• _THE TASK_: Return the whole listing exactly as it stands.

Extracted records:
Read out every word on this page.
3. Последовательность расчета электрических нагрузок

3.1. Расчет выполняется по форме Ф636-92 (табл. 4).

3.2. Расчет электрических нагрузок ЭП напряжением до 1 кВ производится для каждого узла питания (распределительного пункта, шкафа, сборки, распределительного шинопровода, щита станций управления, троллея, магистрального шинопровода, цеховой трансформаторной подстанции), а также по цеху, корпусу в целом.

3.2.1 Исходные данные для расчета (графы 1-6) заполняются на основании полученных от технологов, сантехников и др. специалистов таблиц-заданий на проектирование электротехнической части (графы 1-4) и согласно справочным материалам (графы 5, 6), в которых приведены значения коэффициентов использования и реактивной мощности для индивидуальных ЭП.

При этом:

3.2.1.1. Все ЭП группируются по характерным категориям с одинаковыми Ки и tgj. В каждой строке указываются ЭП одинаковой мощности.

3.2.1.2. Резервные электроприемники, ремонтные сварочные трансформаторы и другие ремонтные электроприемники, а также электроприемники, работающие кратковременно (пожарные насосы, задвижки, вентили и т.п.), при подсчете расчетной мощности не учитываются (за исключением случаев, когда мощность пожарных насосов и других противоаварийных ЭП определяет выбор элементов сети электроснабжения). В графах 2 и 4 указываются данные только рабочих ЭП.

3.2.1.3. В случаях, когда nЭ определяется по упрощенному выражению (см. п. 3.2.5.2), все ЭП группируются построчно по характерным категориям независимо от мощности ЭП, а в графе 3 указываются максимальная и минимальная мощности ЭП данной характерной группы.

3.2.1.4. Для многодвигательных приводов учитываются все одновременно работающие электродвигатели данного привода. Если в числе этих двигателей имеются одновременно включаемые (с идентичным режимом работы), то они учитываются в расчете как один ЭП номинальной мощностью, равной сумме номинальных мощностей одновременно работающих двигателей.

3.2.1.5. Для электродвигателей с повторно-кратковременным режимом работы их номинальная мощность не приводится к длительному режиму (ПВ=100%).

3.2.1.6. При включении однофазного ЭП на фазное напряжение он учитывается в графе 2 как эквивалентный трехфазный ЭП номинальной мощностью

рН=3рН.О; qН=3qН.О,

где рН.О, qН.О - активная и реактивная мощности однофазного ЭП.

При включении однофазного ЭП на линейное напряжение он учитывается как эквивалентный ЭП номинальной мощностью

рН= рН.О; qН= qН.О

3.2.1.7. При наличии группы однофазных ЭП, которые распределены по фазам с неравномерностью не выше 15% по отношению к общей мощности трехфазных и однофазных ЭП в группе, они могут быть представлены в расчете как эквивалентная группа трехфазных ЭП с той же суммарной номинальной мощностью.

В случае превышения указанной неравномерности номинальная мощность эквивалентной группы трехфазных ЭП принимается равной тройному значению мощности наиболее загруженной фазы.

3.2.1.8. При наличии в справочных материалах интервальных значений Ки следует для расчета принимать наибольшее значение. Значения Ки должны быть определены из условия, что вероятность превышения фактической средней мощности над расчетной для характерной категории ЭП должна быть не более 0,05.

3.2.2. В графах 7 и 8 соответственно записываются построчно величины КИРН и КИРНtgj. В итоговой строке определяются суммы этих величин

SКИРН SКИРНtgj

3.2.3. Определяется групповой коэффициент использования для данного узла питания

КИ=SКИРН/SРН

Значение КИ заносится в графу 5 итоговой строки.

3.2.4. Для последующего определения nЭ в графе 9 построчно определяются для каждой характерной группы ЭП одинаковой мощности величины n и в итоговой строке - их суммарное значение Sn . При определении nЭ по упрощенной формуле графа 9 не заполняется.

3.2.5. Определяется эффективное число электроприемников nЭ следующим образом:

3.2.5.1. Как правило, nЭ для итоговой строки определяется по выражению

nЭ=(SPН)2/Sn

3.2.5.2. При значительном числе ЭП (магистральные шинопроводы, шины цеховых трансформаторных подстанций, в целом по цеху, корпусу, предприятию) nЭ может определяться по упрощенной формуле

• _ANSWER TO THE PROBLEM_:
Read out every word on this page.
3. Последовательность расчета электрических нагрузок

3.1. Расчет выполняется по форме Ф636-92 (табл. 4).

3.2. Расчет электрических нагрузок ЭП напряжением до 1 кВ производится для каждого узла питания (распределительного пункта, шкафа, сборки, распределительного шинопровода, щита станций управления, троллея, магистрального шинопровода, цеховой трансформаторной подстанции), а также по цеху, корпусу в целом.

3.2.1 Исходные данные для расчета (графы 1-6) заполняются на основании полученных от технологов, сантехников и др. специалистов таблиц-заданий на проектирование электротехнической части (графы 1-4) и согласно справочным материалам (графы 5, 6), в которых приведены значения коэффициентов использования и реактивной мощности для индивидуальных ЭП.

При этом:

3.2.1.1. Все ЭП группируются по характерным категориям с одинаковыми Ки и tgj. В каждой строке указываются ЭП одинаковой мощности.

3.2.1.2. Резервные электроприемники, ремонтные сварочные трансформаторы и другие ремонтные электроприемники, а также электроприемники, работающие кратковременно (пожарные насосы, задвижки, вентили и т.п.), при подсчете расчетной мощности не учитываются (за исключением случаев, когда мощность пожарных насосов и других противоаварийных ЭП определяет выбор элементов сети электроснабжения). В графах 2 и 4 указываются данные только рабочих ЭП.

3.2.1.3. В случаях, когда nЭ определяется по упрощенному выражению (см. п. 3.2.5.2), все ЭП группируются построчно по характерным категориям независимо от мощности ЭП, а в графе 3 указываются максимальная и минимальная мощности ЭП данной характерной группы.

3.2.1.4. Для многодвигательных приводов учитываются все одновременно работающие электродвигатели данного привода. Если в числе этих двигателей имеются одновременно включаемые (с идентичным режимом работы), то они учитываются в расчете как один ЭП номинальной мощностью, равной сумме номинальных мощностей одновременно работающих двигателей.

3.2.1.5. Для электродвигателей с повторно-кратковременным режимом работы их номинальная мощность не приводится к длительному режиму (ПВ=100%).

3.2.1.6. При включении однофазного ЭП на фазное напряжение он учитывается в графе 2 как эквивалентный трехфазный ЭП номинальной мощностью

рН=3рН.О; qН=3qН.О,

где рН.О, qН.О - активная и реактивная мощности однофазного ЭП.

При включении однофазного ЭП на линейное напряжение он учитывается как эквивалентный ЭП номинальной мощностью

рН= рН.О; qН= qН.О

3.2.1.7. При наличии группы однофазных ЭП, которые распределены по фазам с неравномерностью не выше 15% по отношению к общей мощности трехфазных и однофазных ЭП в группе, они могут быть представлены в расчете как эквивалентная группа трехфазных ЭП с той же суммарной номинальной мощностью.

В случае превышения указанной неравномерности номинальная мощность эквивалентной группы трехфазных ЭП принимается равной тройному значению мощности наиболее загруженной фазы.

3.2.1.8. При наличии в справочных материалах интервальных значений Ки следует для расчета принимать наибольшее значение. Значения Ки должны быть определены из условия, что вероятность превышения фактической средней мощности над расчетной для характерной категории ЭП должна быть не более 0,05.

3.2.2. В графах 7 и 8 соответственно записываются построчно величины КИРН и КИРНtgj. В итоговой строке определяются суммы этих величин

SКИРН SКИРНtgj

3.2.3. Определяется групповой коэффициент использования для данного узла питания

КИ=SКИРН/SРН

Значение КИ заносится в графу 5 итоговой строки.

3.2.4. Для последующего определения nЭ в графе 9 построчно определяются для каждой характерной группы ЭП одинаковой мощности величины n и в итоговой строке - их суммарное значение Sn . При определении nЭ по упрощенной формуле графа 9 не заполняется.

3.2.5. Определяется эффективное число электроприемников nЭ следующим образом:

3.2.5.1. Как правило, nЭ для итоговой строки определяется по выражению

nЭ=(SPН)2/Sn

3.2.5.2. При значительном числе ЭП (магистральные шинопроводы, шины цеховых трансформаторных подстанций, в целом по цеху, корпусу, предприятию) nЭ может определяться по упрощенной формуле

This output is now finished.